Data items
________

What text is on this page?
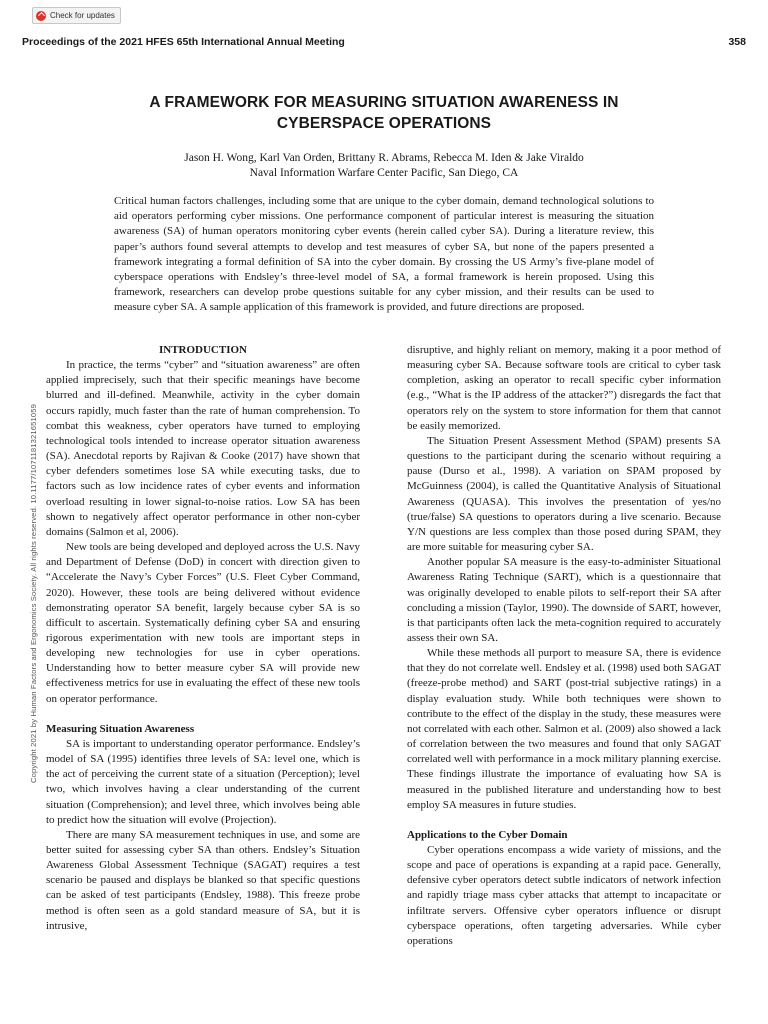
Check for updates
Proceedings of the 2021 HFES 65th International Annual Meeting	358
Copyright 2021 by Human Factors and Ergonomics Society. All rights reserved. 10.1177/1071181321651059
A FRAMEWORK FOR MEASURING SITUATION AWARENESS IN
CYBERSPACE OPERATIONS
Jason H. Wong, Karl Van Orden, Brittany R. Abrams, Rebecca M. Iden & Jake Viraldo
Naval Information Warfare Center Pacific, San Diego, CA

Critical human factors challenges, including some that are unique to the cyber domain, demand technological solutions to aid operators performing cyber missions. One performance component of particular interest is measuring the situation awareness (SA) of human operators monitoring cyber events (herein called cyber SA). During a literature review, this paper’s authors found several attempts to develop and test measures of cyber SA, but none of the papers presented a framework integrating a formal definition of SA into the cyber domain. By crossing the US Army’s five-plane model of cyberspace operations with Endsley’s three-level model of SA, a formal framework is herein proposed. Using this framework, researchers can develop probe questions suitable for any cyber mission, and their results can be used to measure cyber SA. A sample application of this framework is provided, and future directions are proposed.

INTRODUCTION

In practice, the terms “cyber” and “situation awareness” are often applied imprecisely, such that their specific meanings have become blurred and ill-defined. Meanwhile, activity in the cyber domain occurs rapidly, much faster than the rate of human comprehension. To combat this weakness, cyber operators have turned to employing technological tools intended to increase operator situation awareness (SA). Anecdotal reports by Rajivan & Cooke (2017) have shown that cyber defenders sometimes lose SA while executing tasks, due to factors such as low incidence rates of cyber events and information overload resulting in lower signal-to-noise ratios. Low SA has been shown to negatively affect operator performance in other non-cyber domains (Salmon et al, 2006).

New tools are being developed and deployed across the U.S. Navy and Department of Defense (DoD) in concert with direction given to “Accelerate the Navy’s Cyber Forces” (U.S. Fleet Cyber Command, 2020). However, these tools are being delivered without evidence demonstrating operator SA benefit, largely because cyber SA is so difficult to ascertain. Systematically defining cyber SA and ensuring rigorous experimentation with new tools are important steps in developing new technologies for use in cyber operations. Understanding how to better measure cyber SA will provide new effectiveness metrics for use in evaluating the effect of these new tools on operator performance.

Measuring Situation Awareness

SA is important to understanding operator performance. Endsley’s model of SA (1995) identifies three levels of SA: level one, which is the act of perceiving the current state of a situation (Perception); level two, which involves having a clear understanding of the current situation (Comprehension); and level three, which involves being able to predict how the situation will evolve (Projection).

There are many SA measurement techniques in use, and some are better suited for assessing cyber SA than others. Endsley’s Situation Awareness Global Assessment Technique (SAGAT) requires a test scenario be paused and displays be blanked so that specific questions can be asked of test participants (Endsley, 1988). This freeze probe method is often seen as a gold standard measure of SA, but it is intrusive,

disruptive, and highly reliant on memory, making it a poor method of measuring cyber SA. Because software tools are critical to cyber task completion, asking an operator to recall specific cyber information (e.g., “What is the IP address of the attacker?”) disregards the fact that operators rely on the system to store information for them that cannot be easily memorized.

The Situation Present Assessment Method (SPAM) presents SA questions to the participant during the scenario without requiring a pause (Durso et al., 1998). A variation on SPAM proposed by McGuinness (2004), is called the Quantitative Analysis of Situational Awareness (QUASA). This involves the presentation of yes/no (true/false) SA questions to operators during a live scenario. Because Y/N questions are less complex than those posed during SPAM, they are more suitable for measuring cyber SA.

Another popular SA measure is the easy-to-administer Situational Awareness Rating Technique (SART), which is a questionnaire that was originally developed to enable pilots to self-report their SA after concluding a mission (Taylor, 1990). The downside of SART, however, is that participants often lack the meta-cognition required to accurately assess their own SA.

While these methods all purport to measure SA, there is evidence that they do not correlate well. Endsley et al. (1998) used both SAGAT (freeze-probe method) and SART (post-trial subjective ratings) in a display evaluation study. While both techniques were shown to contribute to the effect of the display in the study, these measures were not correlated with each other. Salmon et al. (2009) also showed a lack of correlation between the two measures and found that only SAGAT correlated well with performance in a mock military planning exercise. These findings illustrate the importance of evaluating how SA is measured in the published literature and understanding how to best employ SA measures in future studies.

Applications to the Cyber Domain

Cyber operations encompass a wide variety of missions, and the scope and pace of operations is expanding at a rapid pace. Generally, defensive cyber operators detect subtle indicators of network infection and rapidly triage mass cyber attacks that attempt to incapacitate or infiltrate servers. Offensive cyber operators influence or disrupt cyberspace operations, often targeting adversaries. While cyber operations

________

## What you need to do
Write the records out again in full, exactly, and skip every picture.

## Output of the task
What text is on this page?
Check for updates
Proceedings of the 2021 HFES 65th International Annual Meeting	358
Copyright 2021 by Human Factors and Ergonomics Society. All rights reserved. 10.1177/1071181321651059
A FRAMEWORK FOR MEASURING SITUATION AWARENESS IN
CYBERSPACE OPERATIONS
Jason H. Wong, Karl Van Orden, Brittany R. Abrams, Rebecca M. Iden & Jake Viraldo
Naval Information Warfare Center Pacific, San Diego, CA

Critical human factors challenges, including some that are unique to the cyber domain, demand technological solutions to aid operators performing cyber missions. One performance component of particular interest is measuring the situation awareness (SA) of human operators monitoring cyber events (herein called cyber SA). During a literature review, this paper’s authors found several attempts to develop and test measures of cyber SA, but none of the papers presented a framework integrating a formal definition of SA into the cyber domain. By crossing the US Army’s five-plane model of cyberspace operations with Endsley’s three-level model of SA, a formal framework is herein proposed. Using this framework, researchers can develop probe questions suitable for any cyber mission, and their results can be used to measure cyber SA. A sample application of this framework is provided, and future directions are proposed.

INTRODUCTION

In practice, the terms “cyber” and “situation awareness” are often applied imprecisely, such that their specific meanings have become blurred and ill-defined. Meanwhile, activity in the cyber domain occurs rapidly, much faster than the rate of human comprehension. To combat this weakness, cyber operators have turned to employing technological tools intended to increase operator situation awareness (SA). Anecdotal reports by Rajivan & Cooke (2017) have shown that cyber defenders sometimes lose SA while executing tasks, due to factors such as low incidence rates of cyber events and information overload resulting in lower signal-to-noise ratios. Low SA has been shown to negatively affect operator performance in other non-cyber domains (Salmon et al, 2006).

New tools are being developed and deployed across the U.S. Navy and Department of Defense (DoD) in concert with direction given to “Accelerate the Navy’s Cyber Forces” (U.S. Fleet Cyber Command, 2020). However, these tools are being delivered without evidence demonstrating operator SA benefit, largely because cyber SA is so difficult to ascertain. Systematically defining cyber SA and ensuring rigorous experimentation with new tools are important steps in developing new technologies for use in cyber operations. Understanding how to better measure cyber SA will provide new effectiveness metrics for use in evaluating the effect of these new tools on operator performance.

Measuring Situation Awareness

SA is important to understanding operator performance. Endsley’s model of SA (1995) identifies three levels of SA: level one, which is the act of perceiving the current state of a situation (Perception); level two, which involves having a clear understanding of the current situation (Comprehension); and level three, which involves being able to predict how the situation will evolve (Projection).

There are many SA measurement techniques in use, and some are better suited for assessing cyber SA than others. Endsley’s Situation Awareness Global Assessment Technique (SAGAT) requires a test scenario be paused and displays be blanked so that specific questions can be asked of test participants (Endsley, 1988). This freeze probe method is often seen as a gold standard measure of SA, but it is intrusive,

disruptive, and highly reliant on memory, making it a poor method of measuring cyber SA. Because software tools are critical to cyber task completion, asking an operator to recall specific cyber information (e.g., “What is the IP address of the attacker?”) disregards the fact that operators rely on the system to store information for them that cannot be easily memorized.

The Situation Present Assessment Method (SPAM) presents SA questions to the participant during the scenario without requiring a pause (Durso et al., 1998). A variation on SPAM proposed by McGuinness (2004), is called the Quantitative Analysis of Situational Awareness (QUASA). This involves the presentation of yes/no (true/false) SA questions to operators during a live scenario. Because Y/N questions are less complex than those posed during SPAM, they are more suitable for measuring cyber SA.

Another popular SA measure is the easy-to-administer Situational Awareness Rating Technique (SART), which is a questionnaire that was originally developed to enable pilots to self-report their SA after concluding a mission (Taylor, 1990). The downside of SART, however, is that participants often lack the meta-cognition required to accurately assess their own SA.

While these methods all purport to measure SA, there is evidence that they do not correlate well. Endsley et al. (1998) used both SAGAT (freeze-probe method) and SART (post-trial subjective ratings) in a display evaluation study. While both techniques were shown to contribute to the effect of the display in the study, these measures were not correlated with each other. Salmon et al. (2009) also showed a lack of correlation between the two measures and found that only SAGAT correlated well with performance in a mock military planning exercise. These findings illustrate the importance of evaluating how SA is measured in the published literature and understanding how to best employ SA measures in future studies.

Applications to the Cyber Domain

Cyber operations encompass a wide variety of missions, and the scope and pace of operations is expanding at a rapid pace. Generally, defensive cyber operators detect subtle indicators of network infection and rapidly triage mass cyber attacks that attempt to incapacitate or infiltrate servers. Offensive cyber operators influence or disrupt cyberspace operations, often targeting adversaries. While cyber operations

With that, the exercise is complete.